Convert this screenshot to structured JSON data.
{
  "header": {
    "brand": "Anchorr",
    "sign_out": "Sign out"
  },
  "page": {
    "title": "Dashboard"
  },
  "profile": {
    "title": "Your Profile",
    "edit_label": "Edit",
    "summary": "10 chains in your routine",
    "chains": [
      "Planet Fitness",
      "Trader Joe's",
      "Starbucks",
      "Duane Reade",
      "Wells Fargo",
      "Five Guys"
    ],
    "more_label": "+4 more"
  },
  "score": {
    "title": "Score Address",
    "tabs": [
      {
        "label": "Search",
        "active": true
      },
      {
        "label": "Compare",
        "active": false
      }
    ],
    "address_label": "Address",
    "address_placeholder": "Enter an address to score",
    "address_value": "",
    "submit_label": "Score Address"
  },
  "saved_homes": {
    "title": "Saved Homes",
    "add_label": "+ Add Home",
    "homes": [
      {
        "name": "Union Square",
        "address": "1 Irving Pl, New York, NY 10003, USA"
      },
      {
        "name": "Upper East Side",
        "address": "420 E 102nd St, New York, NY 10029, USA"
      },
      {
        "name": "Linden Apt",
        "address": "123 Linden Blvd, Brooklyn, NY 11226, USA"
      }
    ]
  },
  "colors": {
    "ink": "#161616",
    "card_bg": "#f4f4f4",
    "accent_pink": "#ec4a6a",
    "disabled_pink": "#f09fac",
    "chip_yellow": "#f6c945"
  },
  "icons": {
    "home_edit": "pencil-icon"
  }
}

Your task
Pick out each line containing the string "chains" and copy it.

Output of the task
    "summary": "10 chains in your routine",
    "chains": [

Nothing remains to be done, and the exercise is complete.